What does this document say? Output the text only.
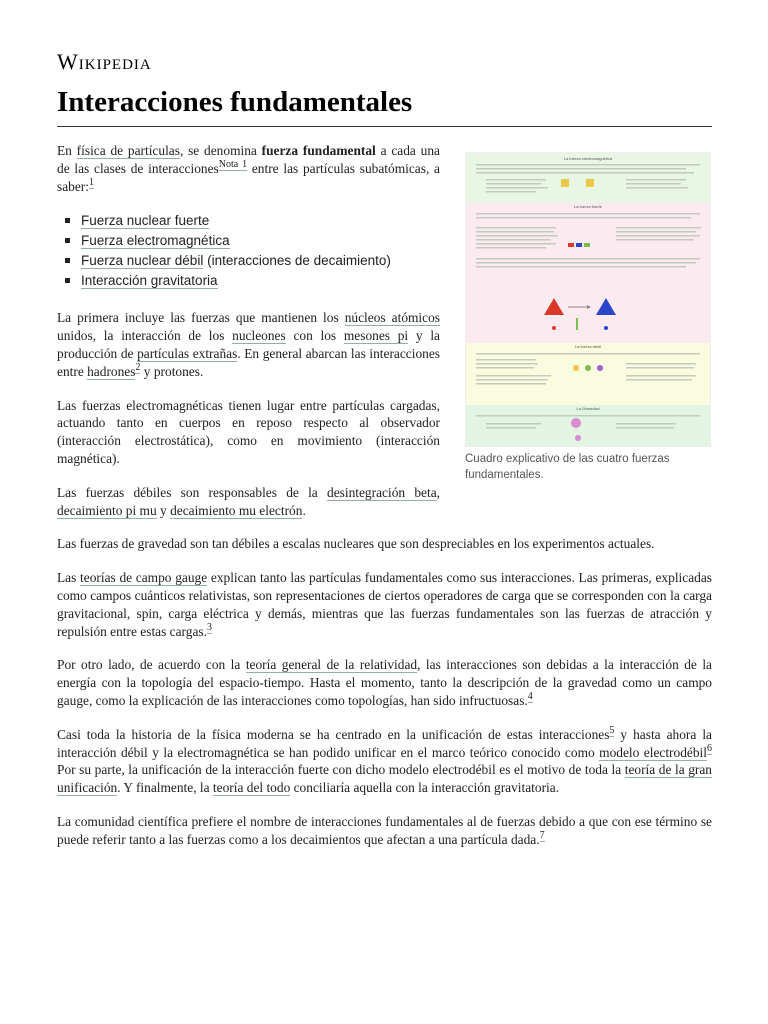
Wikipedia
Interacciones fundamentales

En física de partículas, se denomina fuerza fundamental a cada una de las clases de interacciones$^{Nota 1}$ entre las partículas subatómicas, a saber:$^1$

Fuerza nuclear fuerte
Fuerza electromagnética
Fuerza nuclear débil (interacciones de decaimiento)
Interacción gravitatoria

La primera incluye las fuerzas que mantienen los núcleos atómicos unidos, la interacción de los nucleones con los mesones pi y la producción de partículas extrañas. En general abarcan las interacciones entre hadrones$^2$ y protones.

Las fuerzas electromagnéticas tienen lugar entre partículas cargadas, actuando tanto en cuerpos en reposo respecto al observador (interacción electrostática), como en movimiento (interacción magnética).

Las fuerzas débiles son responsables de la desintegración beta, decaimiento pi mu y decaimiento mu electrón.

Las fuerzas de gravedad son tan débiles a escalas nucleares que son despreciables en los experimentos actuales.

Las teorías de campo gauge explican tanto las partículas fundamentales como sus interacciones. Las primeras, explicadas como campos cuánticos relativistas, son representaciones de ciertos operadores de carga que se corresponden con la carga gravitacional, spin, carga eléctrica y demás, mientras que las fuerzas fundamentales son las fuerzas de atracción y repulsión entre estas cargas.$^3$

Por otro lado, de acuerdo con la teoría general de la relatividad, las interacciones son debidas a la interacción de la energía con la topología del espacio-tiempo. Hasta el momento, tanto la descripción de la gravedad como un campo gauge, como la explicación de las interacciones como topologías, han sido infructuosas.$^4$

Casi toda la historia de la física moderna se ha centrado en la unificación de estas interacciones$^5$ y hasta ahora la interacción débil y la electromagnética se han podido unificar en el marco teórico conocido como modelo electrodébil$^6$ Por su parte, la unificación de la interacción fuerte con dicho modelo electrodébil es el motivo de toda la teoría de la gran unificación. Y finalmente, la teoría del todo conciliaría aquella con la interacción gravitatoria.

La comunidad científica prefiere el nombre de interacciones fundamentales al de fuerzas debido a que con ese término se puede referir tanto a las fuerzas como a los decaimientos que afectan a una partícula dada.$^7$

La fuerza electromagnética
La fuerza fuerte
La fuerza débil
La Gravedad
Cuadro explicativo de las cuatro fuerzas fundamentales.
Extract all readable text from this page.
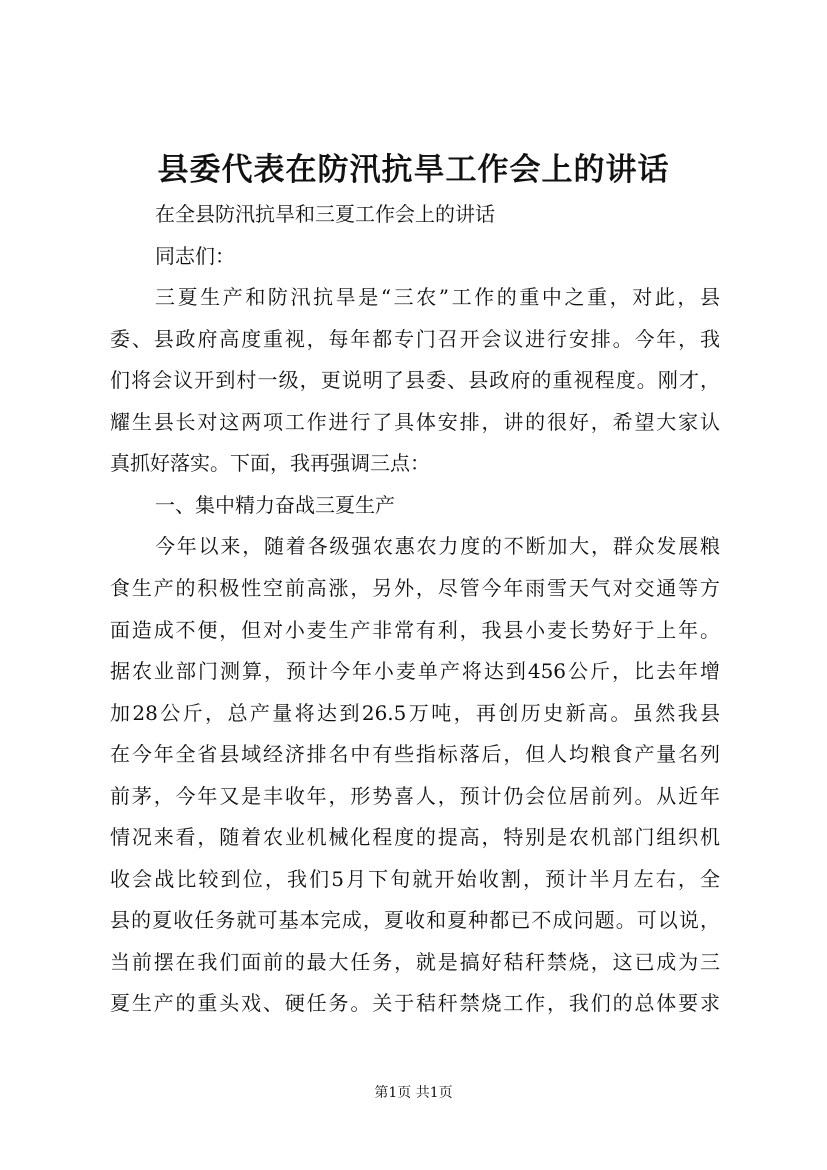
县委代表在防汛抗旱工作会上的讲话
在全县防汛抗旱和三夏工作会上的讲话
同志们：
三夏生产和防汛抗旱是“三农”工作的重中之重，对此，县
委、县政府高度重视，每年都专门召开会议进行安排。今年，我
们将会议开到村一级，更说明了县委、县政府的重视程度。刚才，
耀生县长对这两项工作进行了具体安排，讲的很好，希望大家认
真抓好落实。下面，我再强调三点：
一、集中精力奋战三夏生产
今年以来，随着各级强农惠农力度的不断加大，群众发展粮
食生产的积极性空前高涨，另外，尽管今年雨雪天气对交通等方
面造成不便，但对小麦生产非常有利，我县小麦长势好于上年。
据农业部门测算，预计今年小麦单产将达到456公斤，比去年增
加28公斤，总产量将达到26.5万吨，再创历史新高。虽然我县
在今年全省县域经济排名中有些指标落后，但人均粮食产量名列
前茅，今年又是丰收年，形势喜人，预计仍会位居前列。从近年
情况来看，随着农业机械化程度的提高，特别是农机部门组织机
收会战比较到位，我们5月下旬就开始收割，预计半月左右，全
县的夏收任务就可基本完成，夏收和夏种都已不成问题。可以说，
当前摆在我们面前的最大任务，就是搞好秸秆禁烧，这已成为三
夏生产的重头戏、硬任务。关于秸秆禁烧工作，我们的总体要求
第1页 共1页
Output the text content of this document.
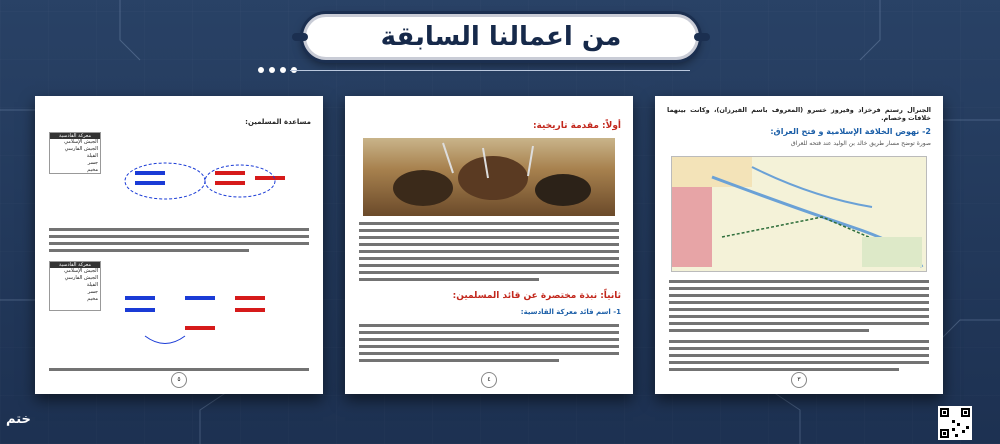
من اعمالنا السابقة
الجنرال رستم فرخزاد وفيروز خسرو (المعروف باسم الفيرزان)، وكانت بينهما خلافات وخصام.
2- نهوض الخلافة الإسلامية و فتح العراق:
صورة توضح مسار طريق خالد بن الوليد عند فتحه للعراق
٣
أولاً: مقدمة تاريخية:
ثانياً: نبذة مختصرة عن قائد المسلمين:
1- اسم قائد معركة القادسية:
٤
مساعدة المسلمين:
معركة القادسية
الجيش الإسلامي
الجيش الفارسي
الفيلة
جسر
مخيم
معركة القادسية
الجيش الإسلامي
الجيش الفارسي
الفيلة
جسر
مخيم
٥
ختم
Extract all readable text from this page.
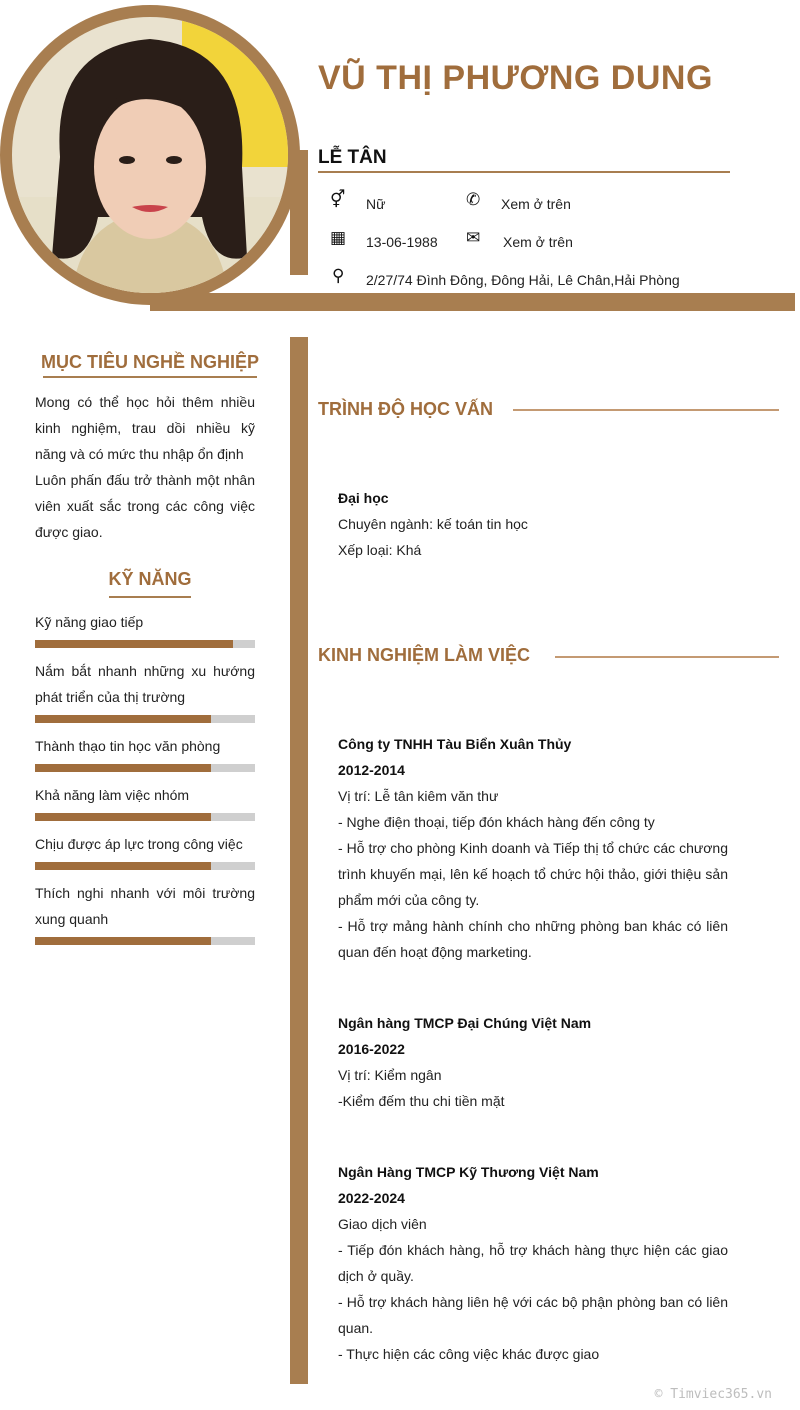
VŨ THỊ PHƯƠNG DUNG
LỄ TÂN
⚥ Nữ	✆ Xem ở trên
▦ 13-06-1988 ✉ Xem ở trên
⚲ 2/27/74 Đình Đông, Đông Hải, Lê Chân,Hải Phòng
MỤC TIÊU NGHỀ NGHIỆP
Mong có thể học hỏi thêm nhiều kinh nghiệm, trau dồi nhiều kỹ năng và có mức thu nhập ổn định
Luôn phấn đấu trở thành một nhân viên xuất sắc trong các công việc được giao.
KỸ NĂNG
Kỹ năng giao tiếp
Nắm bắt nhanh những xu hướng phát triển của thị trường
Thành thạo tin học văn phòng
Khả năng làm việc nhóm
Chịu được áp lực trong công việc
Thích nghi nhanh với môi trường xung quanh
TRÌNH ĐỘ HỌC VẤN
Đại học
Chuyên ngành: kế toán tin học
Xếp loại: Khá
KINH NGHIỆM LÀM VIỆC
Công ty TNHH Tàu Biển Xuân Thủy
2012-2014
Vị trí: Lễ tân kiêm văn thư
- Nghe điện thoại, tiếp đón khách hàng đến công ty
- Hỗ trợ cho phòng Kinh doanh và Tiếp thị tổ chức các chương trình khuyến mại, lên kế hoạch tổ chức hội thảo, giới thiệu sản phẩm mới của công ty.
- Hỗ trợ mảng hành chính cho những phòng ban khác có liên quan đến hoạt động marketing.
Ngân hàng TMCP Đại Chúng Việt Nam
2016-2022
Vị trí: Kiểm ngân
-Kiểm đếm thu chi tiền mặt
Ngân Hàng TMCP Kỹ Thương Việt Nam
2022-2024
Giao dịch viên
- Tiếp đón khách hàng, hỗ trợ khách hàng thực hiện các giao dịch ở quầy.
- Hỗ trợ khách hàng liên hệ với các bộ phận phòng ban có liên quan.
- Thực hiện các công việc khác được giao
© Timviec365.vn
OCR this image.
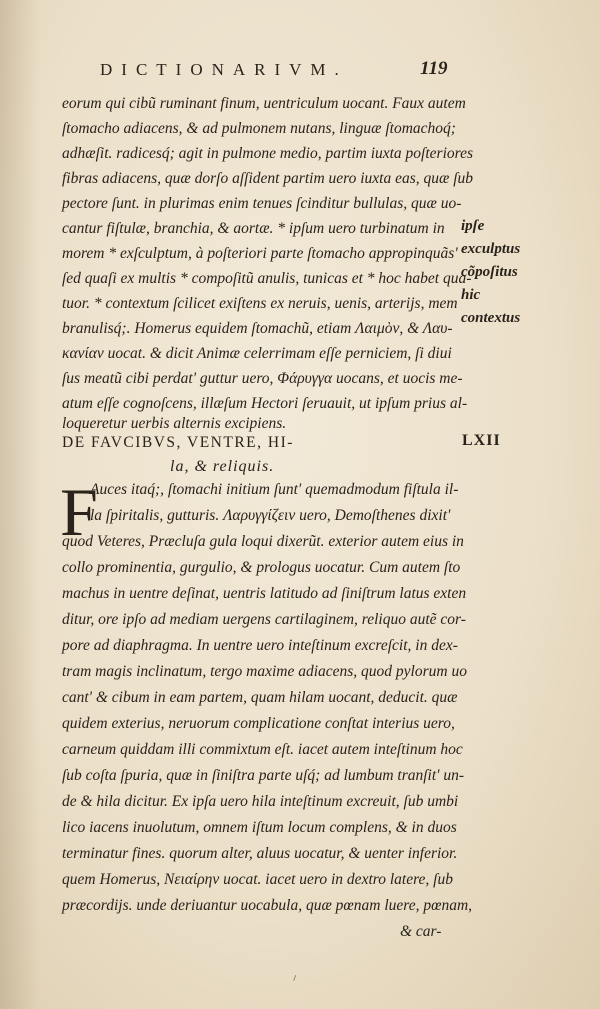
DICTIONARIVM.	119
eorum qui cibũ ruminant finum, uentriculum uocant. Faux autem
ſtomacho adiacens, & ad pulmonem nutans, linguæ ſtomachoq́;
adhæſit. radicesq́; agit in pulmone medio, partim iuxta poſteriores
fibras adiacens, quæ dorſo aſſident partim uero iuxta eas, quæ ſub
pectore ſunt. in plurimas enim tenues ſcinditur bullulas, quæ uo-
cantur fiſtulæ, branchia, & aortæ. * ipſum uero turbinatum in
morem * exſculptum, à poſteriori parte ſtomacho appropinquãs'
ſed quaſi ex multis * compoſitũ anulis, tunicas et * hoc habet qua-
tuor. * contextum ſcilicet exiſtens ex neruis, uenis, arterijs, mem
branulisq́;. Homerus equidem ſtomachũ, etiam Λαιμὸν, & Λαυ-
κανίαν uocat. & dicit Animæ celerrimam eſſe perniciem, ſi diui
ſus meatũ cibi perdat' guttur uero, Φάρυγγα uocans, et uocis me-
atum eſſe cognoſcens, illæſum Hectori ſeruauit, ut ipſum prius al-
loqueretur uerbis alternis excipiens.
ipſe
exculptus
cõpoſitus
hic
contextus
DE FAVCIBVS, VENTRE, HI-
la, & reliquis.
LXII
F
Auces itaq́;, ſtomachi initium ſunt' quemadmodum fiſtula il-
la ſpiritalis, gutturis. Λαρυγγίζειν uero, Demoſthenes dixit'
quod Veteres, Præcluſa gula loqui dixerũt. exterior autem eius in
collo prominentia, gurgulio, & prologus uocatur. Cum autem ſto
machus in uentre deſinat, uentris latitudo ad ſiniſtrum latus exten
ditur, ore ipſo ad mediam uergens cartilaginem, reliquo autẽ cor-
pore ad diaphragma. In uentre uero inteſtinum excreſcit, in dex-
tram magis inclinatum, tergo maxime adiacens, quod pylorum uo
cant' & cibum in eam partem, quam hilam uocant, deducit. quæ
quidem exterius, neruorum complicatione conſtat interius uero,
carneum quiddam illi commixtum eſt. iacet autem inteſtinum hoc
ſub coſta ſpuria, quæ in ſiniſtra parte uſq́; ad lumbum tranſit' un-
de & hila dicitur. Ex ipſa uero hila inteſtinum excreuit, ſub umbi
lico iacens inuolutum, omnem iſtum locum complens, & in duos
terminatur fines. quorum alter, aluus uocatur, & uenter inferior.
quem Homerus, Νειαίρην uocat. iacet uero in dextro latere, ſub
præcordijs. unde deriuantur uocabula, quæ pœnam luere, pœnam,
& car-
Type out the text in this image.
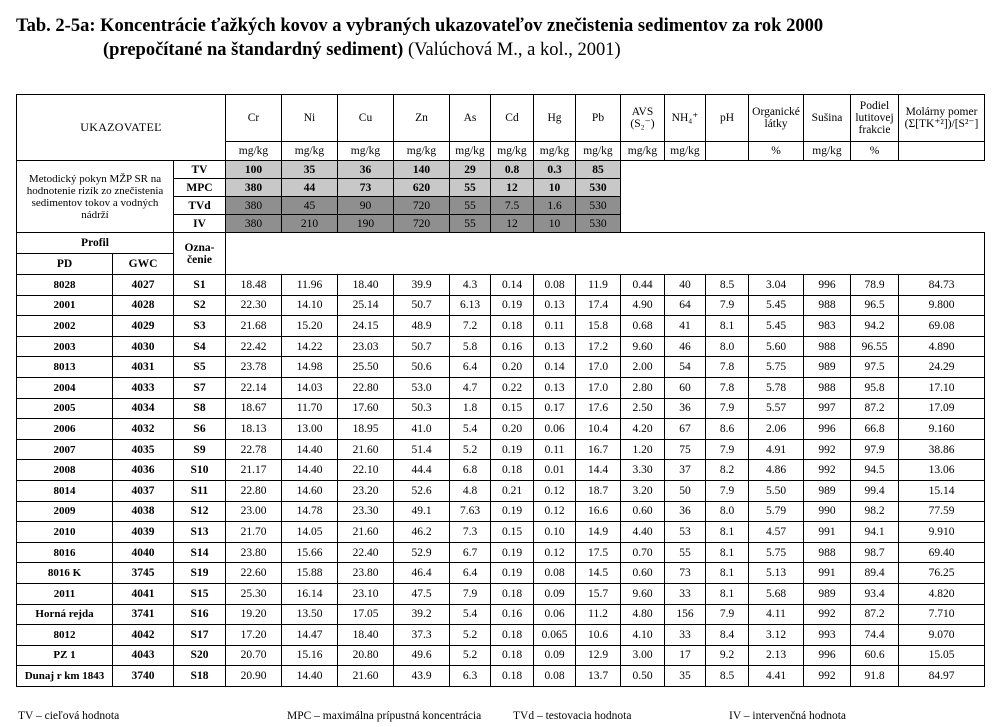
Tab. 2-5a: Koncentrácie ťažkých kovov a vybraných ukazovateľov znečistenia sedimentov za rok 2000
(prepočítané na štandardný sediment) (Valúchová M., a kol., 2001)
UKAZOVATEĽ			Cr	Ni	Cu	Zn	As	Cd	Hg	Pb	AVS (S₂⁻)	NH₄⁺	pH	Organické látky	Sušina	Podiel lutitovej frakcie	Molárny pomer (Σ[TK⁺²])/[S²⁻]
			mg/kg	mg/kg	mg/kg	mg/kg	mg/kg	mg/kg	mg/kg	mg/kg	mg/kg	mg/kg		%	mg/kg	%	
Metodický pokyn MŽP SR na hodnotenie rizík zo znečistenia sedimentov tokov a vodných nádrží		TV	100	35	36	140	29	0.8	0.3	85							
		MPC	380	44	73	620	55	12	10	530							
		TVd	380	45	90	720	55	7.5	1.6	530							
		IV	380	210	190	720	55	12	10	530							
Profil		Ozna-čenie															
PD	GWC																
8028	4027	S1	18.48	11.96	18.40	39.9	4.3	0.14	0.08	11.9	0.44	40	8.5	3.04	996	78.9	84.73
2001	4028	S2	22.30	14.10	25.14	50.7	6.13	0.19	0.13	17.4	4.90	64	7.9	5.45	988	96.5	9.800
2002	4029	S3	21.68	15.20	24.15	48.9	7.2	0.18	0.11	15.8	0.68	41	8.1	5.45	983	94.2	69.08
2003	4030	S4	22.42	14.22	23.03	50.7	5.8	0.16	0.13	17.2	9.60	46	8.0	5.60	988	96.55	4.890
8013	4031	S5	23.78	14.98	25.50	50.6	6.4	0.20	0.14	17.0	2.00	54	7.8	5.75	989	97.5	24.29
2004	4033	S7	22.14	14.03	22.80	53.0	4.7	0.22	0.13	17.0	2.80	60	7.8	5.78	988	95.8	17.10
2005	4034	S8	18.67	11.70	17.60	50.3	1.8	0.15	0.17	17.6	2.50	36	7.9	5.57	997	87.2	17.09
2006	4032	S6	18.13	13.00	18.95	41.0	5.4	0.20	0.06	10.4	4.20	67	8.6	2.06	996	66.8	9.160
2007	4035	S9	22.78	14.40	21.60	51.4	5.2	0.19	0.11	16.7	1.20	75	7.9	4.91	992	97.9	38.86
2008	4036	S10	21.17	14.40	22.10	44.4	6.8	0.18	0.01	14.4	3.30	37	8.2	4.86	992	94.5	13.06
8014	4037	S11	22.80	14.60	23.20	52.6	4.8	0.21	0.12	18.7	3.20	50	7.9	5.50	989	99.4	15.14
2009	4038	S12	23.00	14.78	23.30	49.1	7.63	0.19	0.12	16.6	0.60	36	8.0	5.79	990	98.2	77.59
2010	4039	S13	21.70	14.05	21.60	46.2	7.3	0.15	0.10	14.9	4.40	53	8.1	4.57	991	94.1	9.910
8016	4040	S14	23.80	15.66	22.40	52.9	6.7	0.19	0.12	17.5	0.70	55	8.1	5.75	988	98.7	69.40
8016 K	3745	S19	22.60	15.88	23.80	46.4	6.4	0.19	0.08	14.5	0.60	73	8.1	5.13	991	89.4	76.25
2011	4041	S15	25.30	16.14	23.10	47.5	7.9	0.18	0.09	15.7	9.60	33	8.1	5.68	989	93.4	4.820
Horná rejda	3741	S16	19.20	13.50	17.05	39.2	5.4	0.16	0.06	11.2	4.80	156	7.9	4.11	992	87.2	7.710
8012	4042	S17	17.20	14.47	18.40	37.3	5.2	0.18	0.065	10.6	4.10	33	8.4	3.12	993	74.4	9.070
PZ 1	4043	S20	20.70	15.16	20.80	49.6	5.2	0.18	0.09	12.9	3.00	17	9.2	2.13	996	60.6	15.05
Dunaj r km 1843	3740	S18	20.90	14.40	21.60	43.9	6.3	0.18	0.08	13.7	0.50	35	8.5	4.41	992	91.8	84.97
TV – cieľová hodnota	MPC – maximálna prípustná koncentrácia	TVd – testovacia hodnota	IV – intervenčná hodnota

What is expected:
Tally the lines above containing "gravitatoria". Answer with the count only.

Written answer:
2